## AVAILABLE DATA
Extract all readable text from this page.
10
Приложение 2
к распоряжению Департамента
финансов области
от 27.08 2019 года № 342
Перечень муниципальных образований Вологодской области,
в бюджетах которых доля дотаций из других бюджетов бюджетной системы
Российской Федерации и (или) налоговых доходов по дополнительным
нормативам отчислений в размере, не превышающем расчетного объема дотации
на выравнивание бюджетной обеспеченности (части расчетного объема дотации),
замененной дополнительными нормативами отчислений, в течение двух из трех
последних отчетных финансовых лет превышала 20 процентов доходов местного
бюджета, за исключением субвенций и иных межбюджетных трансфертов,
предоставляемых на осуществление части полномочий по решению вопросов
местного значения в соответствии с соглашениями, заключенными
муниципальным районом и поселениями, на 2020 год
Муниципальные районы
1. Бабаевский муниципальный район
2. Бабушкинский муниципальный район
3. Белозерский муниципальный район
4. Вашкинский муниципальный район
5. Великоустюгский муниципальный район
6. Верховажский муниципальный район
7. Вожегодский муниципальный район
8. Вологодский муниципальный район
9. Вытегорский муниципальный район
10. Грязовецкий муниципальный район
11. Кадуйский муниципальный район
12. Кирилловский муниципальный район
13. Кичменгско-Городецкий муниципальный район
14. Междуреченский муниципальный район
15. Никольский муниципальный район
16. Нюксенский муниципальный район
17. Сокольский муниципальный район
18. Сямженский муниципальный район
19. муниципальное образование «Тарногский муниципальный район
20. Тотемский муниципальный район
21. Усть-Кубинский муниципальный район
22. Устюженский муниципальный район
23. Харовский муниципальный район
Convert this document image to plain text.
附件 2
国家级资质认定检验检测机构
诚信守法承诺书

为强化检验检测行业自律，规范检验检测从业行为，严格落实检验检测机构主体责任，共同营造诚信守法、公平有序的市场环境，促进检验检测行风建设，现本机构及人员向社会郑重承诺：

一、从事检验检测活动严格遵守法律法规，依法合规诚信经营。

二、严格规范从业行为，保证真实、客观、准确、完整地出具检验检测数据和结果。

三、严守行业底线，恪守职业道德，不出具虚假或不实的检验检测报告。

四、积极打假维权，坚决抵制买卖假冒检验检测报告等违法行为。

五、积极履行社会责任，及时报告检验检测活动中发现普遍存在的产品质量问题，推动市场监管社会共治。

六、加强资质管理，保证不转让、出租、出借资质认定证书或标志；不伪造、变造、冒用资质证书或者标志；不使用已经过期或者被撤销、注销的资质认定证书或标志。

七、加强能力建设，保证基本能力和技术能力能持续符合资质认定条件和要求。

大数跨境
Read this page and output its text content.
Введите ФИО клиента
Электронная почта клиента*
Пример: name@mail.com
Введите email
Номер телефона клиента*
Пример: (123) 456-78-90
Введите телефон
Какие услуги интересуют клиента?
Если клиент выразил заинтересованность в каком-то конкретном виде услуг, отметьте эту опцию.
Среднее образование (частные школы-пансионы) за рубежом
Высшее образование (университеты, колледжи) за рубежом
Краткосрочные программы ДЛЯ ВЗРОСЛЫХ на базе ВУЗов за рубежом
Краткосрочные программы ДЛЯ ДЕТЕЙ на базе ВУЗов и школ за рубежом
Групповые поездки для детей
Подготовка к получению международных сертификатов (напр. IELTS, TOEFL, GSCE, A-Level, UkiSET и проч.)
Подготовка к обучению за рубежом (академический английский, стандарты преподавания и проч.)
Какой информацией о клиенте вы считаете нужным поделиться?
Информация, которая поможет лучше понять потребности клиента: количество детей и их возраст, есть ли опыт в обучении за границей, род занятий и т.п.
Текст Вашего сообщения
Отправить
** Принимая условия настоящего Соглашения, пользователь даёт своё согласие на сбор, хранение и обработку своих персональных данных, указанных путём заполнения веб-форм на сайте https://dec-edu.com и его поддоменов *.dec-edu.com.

## GIVEN EXERCISE
Print the records above in full, exactly.

## REPLY
Extract all readable text from this page.
10
Приложение 2
к распоряжению Департамента
финансов области
от 27.08 2019 года № 342
Перечень муниципальных образований Вологодской области,
в бюджетах которых доля дотаций из других бюджетов бюджетной системы
Российской Федерации и (или) налоговых доходов по дополнительным
нормативам отчислений в размере, не превышающем расчетного объема дотации
на выравнивание бюджетной обеспеченности (части расчетного объема дотации),
замененной дополнительными нормативами отчислений, в течение двух из трех
последних отчетных финансовых лет превышала 20 процентов доходов местного
бюджета, за исключением субвенций и иных межбюджетных трансфертов,
предоставляемых на осуществление части полномочий по решению вопросов
местного значения в соответствии с соглашениями, заключенными
муниципальным районом и поселениями, на 2020 год
Муниципальные районы
1. Бабаевский муниципальный район
2. Бабушкинский муниципальный район
3. Белозерский муниципальный район
4. Вашкинский муниципальный район
5. Великоустюгский муниципальный район
6. Верховажский муниципальный район
7. Вожегодский муниципальный район
8. Вологодский муниципальный район
9. Вытегорский муниципальный район
10. Грязовецкий муниципальный район
11. Кадуйский муниципальный район
12. Кирилловский муниципальный район
13. Кичменгско-Городецкий муниципальный район
14. Междуреченский муниципальный район
15. Никольский муниципальный район
16. Нюксенский муниципальный район
17. Сокольский муниципальный район
18. Сямженский муниципальный район
19. муниципальное образование «Тарногский муниципальный район
20. Тотемский муниципальный район
21. Усть-Кубинский муниципальный район
22. Устюженский муниципальный район
23. Харовский муниципальный район
Convert this document image to plain text.
附件 2
国家级资质认定检验检测机构
诚信守法承诺书

为强化检验检测行业自律，规范检验检测从业行为，严格落实检验检测机构主体责任，共同营造诚信守法、公平有序的市场环境，促进检验检测行风建设，现本机构及人员向社会郑重承诺：

一、从事检验检测活动严格遵守法律法规，依法合规诚信经营。

二、严格规范从业行为，保证真实、客观、准确、完整地出具检验检测数据和结果。

三、严守行业底线，恪守职业道德，不出具虚假或不实的检验检测报告。

四、积极打假维权，坚决抵制买卖假冒检验检测报告等违法行为。

五、积极履行社会责任，及时报告检验检测活动中发现普遍存在的产品质量问题，推动市场监管社会共治。

六、加强资质管理，保证不转让、出租、出借资质认定证书或标志；不伪造、变造、冒用资质证书或者标志；不使用已经过期或者被撤销、注销的资质认定证书或标志。

七、加强能力建设，保证基本能力和技术能力能持续符合资质认定条件和要求。

大数跨境
Read this page and output its text content.
Введите ФИО клиента
Электронная почта клиента*
Пример: name@mail.com
Введите email
Номер телефона клиента*
Пример: (123) 456-78-90
Введите телефон
Какие услуги интересуют клиента?
Если клиент выразил заинтересованность в каком-то конкретном виде услуг, отметьте эту опцию.
Среднее образование (частные школы-пансионы) за рубежом
Высшее образование (университеты, колледжи) за рубежом
Краткосрочные программы ДЛЯ ВЗРОСЛЫХ на базе ВУЗов за рубежом
Краткосрочные программы ДЛЯ ДЕТЕЙ на базе ВУЗов и школ за рубежом
Групповые поездки для детей
Подготовка к получению международных сертификатов (напр. IELTS, TOEFL, GSCE, A-Level, UkiSET и проч.)
Подготовка к обучению за рубежом (академический английский, стандарты преподавания и проч.)
Какой информацией о клиенте вы считаете нужным поделиться?
Информация, которая поможет лучше понять потребности клиента: количество детей и их возраст, есть ли опыт в обучении за границей, род занятий и т.п.
Текст Вашего сообщения
Отправить
** Принимая условия настоящего Соглашения, пользователь даёт своё согласие на сбор, хранение и обработку своих персональных данных, указанных путём заполнения веб-форм на сайте https://dec-edu.com и его поддоменов *.dec-edu.com.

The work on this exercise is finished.